--- Begin ---
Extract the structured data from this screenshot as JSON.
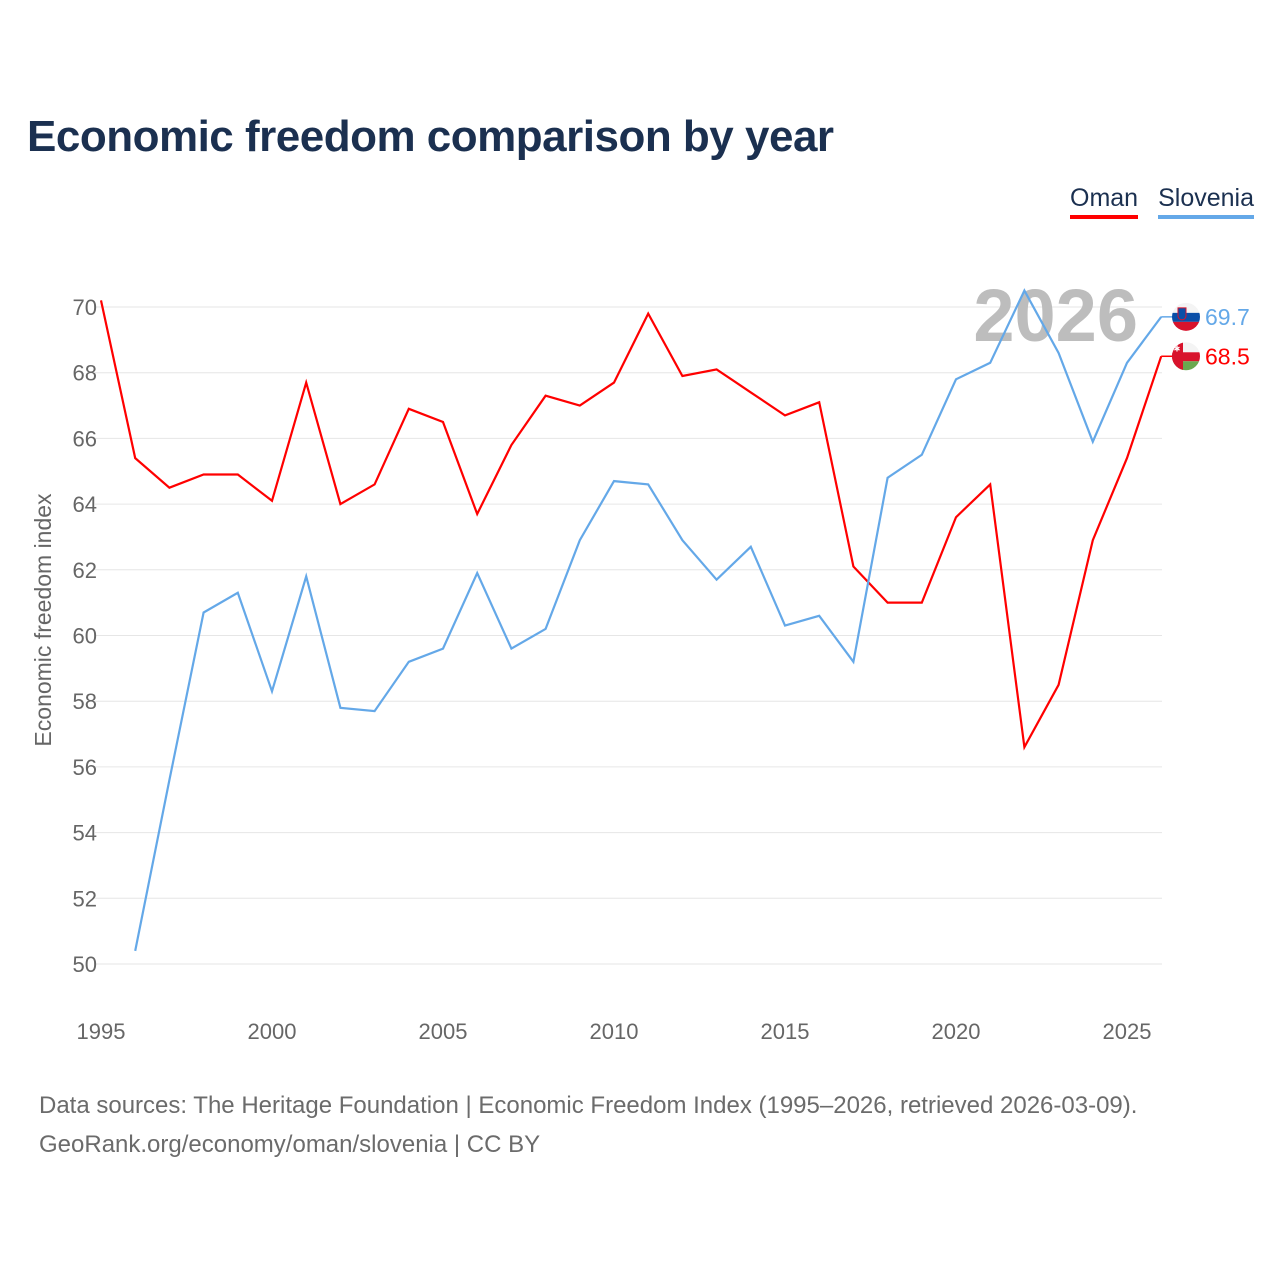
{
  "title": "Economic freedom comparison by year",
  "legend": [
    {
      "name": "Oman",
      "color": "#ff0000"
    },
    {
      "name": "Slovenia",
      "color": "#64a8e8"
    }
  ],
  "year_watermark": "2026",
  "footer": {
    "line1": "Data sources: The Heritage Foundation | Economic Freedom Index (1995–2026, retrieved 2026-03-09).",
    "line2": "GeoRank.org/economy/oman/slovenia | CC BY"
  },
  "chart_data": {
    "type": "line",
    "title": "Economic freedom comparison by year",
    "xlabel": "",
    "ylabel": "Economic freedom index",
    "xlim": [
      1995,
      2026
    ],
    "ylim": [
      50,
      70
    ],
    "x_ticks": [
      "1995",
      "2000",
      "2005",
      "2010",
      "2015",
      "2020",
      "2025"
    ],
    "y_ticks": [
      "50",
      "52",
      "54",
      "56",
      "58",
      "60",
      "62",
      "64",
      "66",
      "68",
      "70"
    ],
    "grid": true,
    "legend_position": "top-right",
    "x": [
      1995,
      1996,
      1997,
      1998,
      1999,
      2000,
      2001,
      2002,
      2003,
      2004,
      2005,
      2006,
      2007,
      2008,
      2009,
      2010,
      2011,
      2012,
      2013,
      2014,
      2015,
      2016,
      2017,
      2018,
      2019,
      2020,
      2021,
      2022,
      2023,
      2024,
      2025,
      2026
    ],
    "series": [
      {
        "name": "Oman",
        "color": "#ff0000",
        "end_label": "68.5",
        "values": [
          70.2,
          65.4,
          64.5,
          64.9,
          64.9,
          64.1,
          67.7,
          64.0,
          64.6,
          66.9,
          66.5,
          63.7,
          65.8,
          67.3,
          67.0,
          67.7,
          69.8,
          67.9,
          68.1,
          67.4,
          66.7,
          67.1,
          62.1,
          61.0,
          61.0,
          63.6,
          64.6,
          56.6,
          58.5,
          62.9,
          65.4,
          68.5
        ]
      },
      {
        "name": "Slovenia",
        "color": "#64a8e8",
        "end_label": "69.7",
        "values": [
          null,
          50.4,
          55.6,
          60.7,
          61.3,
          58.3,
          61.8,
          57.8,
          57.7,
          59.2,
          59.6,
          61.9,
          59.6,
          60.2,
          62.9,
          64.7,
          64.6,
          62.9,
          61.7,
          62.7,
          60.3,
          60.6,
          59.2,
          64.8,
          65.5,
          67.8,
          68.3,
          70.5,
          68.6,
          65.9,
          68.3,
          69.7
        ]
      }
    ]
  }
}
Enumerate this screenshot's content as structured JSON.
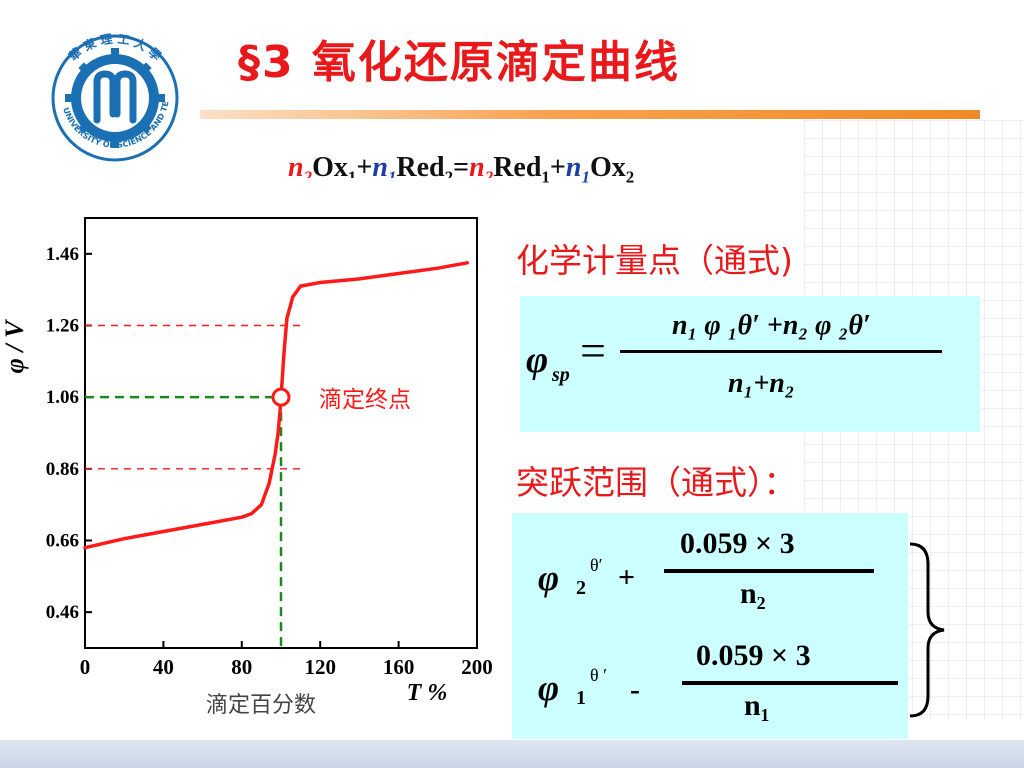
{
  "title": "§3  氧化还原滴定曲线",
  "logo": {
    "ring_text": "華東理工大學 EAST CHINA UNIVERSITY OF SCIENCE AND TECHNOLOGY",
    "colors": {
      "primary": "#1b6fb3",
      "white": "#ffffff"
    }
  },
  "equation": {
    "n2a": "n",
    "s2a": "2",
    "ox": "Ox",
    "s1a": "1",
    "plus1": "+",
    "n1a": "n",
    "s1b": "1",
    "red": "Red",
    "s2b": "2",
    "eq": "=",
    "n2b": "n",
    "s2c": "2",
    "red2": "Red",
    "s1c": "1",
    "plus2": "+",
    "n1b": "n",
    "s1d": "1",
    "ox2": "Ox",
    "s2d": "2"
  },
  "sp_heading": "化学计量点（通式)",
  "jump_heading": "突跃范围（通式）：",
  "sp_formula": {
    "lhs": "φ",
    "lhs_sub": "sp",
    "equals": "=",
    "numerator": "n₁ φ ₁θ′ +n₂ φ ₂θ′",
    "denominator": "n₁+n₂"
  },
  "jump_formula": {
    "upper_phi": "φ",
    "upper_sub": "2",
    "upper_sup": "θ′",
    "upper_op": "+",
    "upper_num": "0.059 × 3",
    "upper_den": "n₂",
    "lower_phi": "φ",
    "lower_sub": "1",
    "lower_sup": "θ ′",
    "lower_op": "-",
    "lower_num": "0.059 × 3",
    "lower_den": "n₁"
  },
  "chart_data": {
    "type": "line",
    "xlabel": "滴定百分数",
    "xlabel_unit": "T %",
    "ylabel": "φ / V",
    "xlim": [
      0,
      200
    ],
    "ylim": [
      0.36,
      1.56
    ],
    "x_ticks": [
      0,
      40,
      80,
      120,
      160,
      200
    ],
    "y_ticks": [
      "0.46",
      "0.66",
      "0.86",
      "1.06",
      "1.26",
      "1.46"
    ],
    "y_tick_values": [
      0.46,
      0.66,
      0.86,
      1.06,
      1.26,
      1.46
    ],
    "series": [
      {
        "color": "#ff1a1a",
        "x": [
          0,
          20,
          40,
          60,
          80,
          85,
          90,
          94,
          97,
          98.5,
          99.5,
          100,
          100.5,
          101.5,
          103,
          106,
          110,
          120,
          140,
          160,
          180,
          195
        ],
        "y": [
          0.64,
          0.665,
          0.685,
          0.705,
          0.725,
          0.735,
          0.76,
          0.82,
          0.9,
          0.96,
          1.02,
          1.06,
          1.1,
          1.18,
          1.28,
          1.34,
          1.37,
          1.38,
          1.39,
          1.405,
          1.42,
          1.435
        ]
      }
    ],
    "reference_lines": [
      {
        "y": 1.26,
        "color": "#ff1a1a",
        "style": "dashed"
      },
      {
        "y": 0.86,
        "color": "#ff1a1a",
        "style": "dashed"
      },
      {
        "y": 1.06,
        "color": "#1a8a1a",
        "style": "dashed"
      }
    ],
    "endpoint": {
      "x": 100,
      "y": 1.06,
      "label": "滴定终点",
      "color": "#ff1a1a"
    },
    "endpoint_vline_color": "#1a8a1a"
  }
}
--- End ---
Return every line of the preceding records in which the word "name" appears.

▶ **Response to this task**
      "name": "Oman",
      "name": "Slovenia",
        "name": "Oman",
        "name": "Slovenia",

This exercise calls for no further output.